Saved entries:
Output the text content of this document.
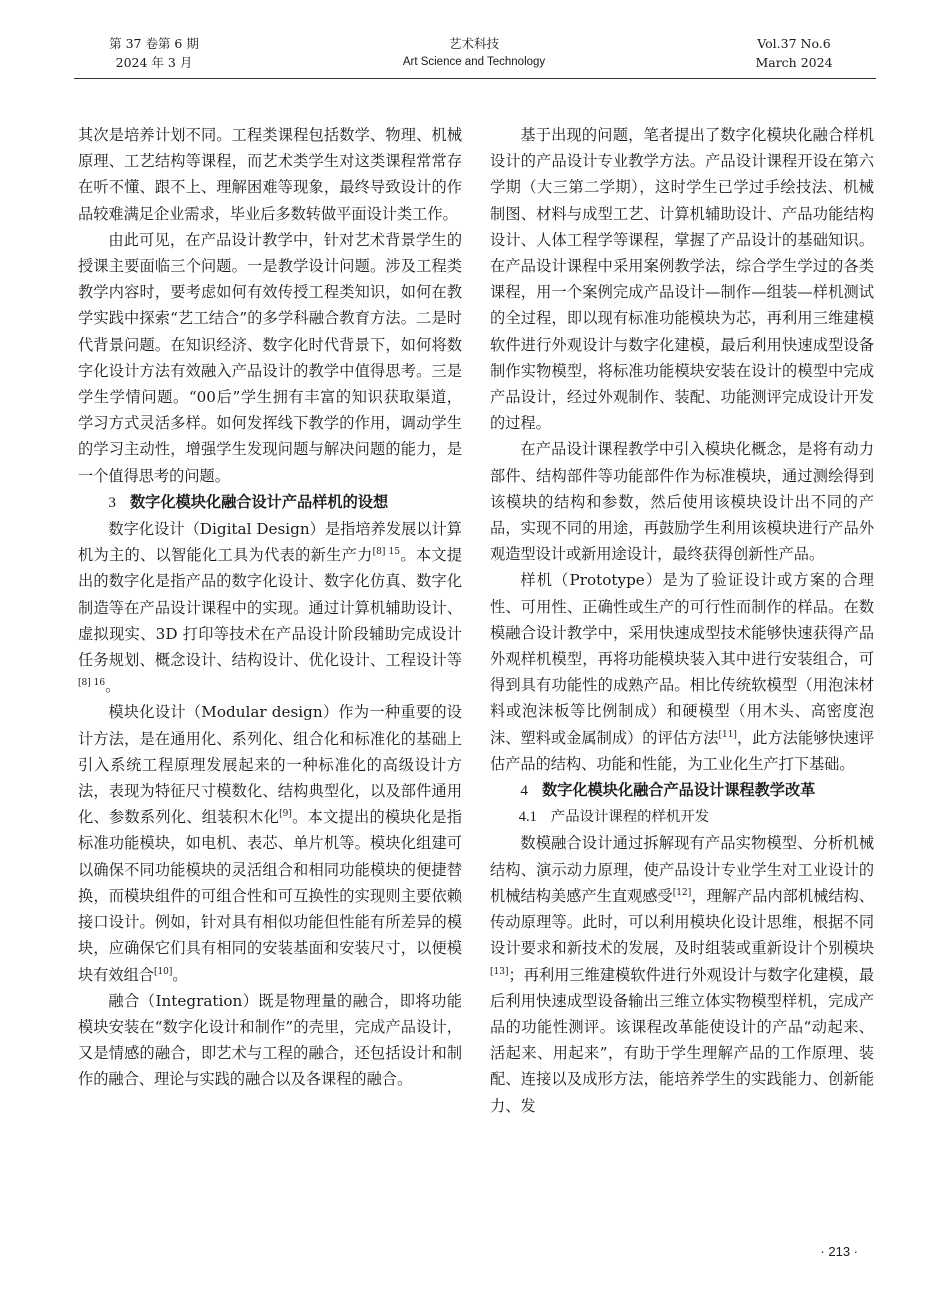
第 37 卷第 6 期
2024 年 3 月
艺术科技
Art Science and Technology
Vol.37 No.6
March 2024

其次是培养计划不同。工程类课程包括数学、物理、机械原理、工艺结构等课程，而艺术类学生对这类课程常常存在听不懂、跟不上、理解困难等现象，最终导致设计的作品较难满足企业需求，毕业后多数转做平面设计类工作。

由此可见，在产品设计教学中，针对艺术背景学生的授课主要面临三个问题。一是教学设计问题。涉及工程类教学内容时，要考虑如何有效传授工程类知识，如何在教学实践中探索“艺工结合”的多学科融合教育方法。二是时代背景问题。在知识经济、数字化时代背景下，如何将数字化设计方法有效融入产品设计的教学中值得思考。三是学生学情问题。“00后”学生拥有丰富的知识获取渠道，学习方式灵活多样。如何发挥线下教学的作用，调动学生的学习主动性，增强学生发现问题与解决问题的能力，是一个值得思考的问题。

3 数字化模块化融合设计产品样机的设想

数字化设计（Digital Design）是指培养发展以计算机为主的、以智能化工具为代表的新生产力$^{[8] 15}$。本文提出的数字化是指产品的数字化设计、数字化仿真、数字化制造等在产品设计课程中的实现。通过计算机辅助设计、虚拟现实、3D 打印等技术在产品设计阶段辅助完成设计任务规划、概念设计、结构设计、优化设计、工程设计等$^{[8] 16}$。

模块化设计（Modular design）作为一种重要的设计方法，是在通用化、系列化、组合化和标准化的基础上引入系统工程原理发展起来的一种标准化的高级设计方法，表现为特征尺寸模数化、结构典型化，以及部件通用化、参数系列化、组装积木化[9]。本文提出的模块化是指标准功能模块，如电机、表芯、单片机等。模块化组建可以确保不同功能模块的灵活组合和相同功能模块的便捷替换，而模块组件的可组合性和可互换性的实现则主要依赖接口设计。例如，针对具有相似功能但性能有所差异的模块，应确保它们具有相同的安装基面和安装尺寸，以便模块有效组合[10]。

融合（Integration）既是物理量的融合，即将功能模块安装在“数字化设计和制作”的壳里，完成产品设计，又是情感的融合，即艺术与工程的融合，还包括设计和制作的融合、理论与实践的融合以及各课程的融合。

基于出现的问题，笔者提出了数字化模块化融合样机设计的产品设计专业教学方法。产品设计课程开设在第六学期（大三第二学期），这时学生已学过手绘技法、机械制图、材料与成型工艺、计算机辅助设计、产品功能结构设计、人体工程学等课程，掌握了产品设计的基础知识。在产品设计课程中采用案例教学法，综合学生学过的各类课程，用一个案例完成产品设计—制作—组装—样机测试的全过程，即以现有标准功能模块为芯，再利用三维建模软件进行外观设计与数字化建模，最后利用快速成型设备制作实物模型，将标准功能模块安装在设计的模型中完成产品设计，经过外观制作、装配、功能测评完成设计开发的过程。

在产品设计课程教学中引入模块化概念，是将有动力部件、结构部件等功能部件作为标准模块，通过测绘得到该模块的结构和参数，然后使用该模块设计出不同的产品，实现不同的用途，再鼓励学生利用该模块进行产品外观造型设计或新用途设计，最终获得创新性产品。

样机（Prototype）是为了验证设计或方案的合理性、可用性、正确性或生产的可行性而制作的样品。在数模融合设计教学中，采用快速成型技术能够快速获得产品外观样机模型，再将功能模块装入其中进行安装组合，可得到具有功能性的成熟产品。相比传统软模型（用泡沫材料或泡沫板等比例制成）和硬模型（用木头、高密度泡沫、塑料或金属制成）的评估方法[11]，此方法能够快速评估产品的结构、功能和性能，为工业化生产打下基础。

4 数字化模块化融合产品设计课程教学改革
4.1 产品设计课程的样机开发

数模融合设计通过拆解现有产品实物模型、分析机械结构、演示动力原理，使产品设计专业学生对工业设计的机械结构美感产生直观感受[12]，理解产品内部机械结构、传动原理等。此时，可以利用模块化设计思维，根据不同设计要求和新技术的发展，及时组装或重新设计个别模块[13]；再利用三维建模软件进行外观设计与数字化建模，最后利用快速成型设备输出三维立体实物模型样机，完成产品的功能性测评。该课程改革能使设计的产品“动起来、活起来、用起来”，有助于学生理解产品的工作原理、装配、连接以及成形方法，能培养学生的实践能力、创新能力、发

· 213 ·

What to produce
Read through the data and copy every line where "再利用三维建模软件进行外观设计与数字化建模" shows up.

Output of the task
基于出现的问题，笔者提出了数字化模块化融合样机设计的产品设计专业教学方法。产品设计课程开设在第六学期（大三第二学期），这时学生已学过手绘技法、机械制图、材料与成型工艺、计算机辅助设计、产品功能结构设计、人体工程学等课程，掌握了产品设计的基础知识。在产品设计课程中采用案例教学法，综合学生学过的各类课程，用一个案例完成产品设计—制作—组装—样机测试的全过程，即以现有标准功能模块为芯，再利用三维建模软件进行外观设计与数字化建模，最后利用快速成型设备制作实物模型，将标准功能模块安装在设计的模型中完成产品设计，经过外观制作、装配、功能测评完成设计开发的过程。
数模融合设计通过拆解现有产品实物模型、分析机械结构、演示动力原理，使产品设计专业学生对工业设计的机械结构美感产生直观感受[12]，理解产品内部机械结构、传动原理等。此时，可以利用模块化设计思维，根据不同设计要求和新技术的发展，及时组装或重新设计个别模块[13]；再利用三维建模软件进行外观设计与数字化建模，最后利用快速成型设备输出三维立体实物模型样机，完成产品的功能性测评。该课程改革能使设计的产品“动起来、活起来、用起来”，有助于学生理解产品的工作原理、装配、连接以及成形方法，能培养学生的实践能力、创新能力、发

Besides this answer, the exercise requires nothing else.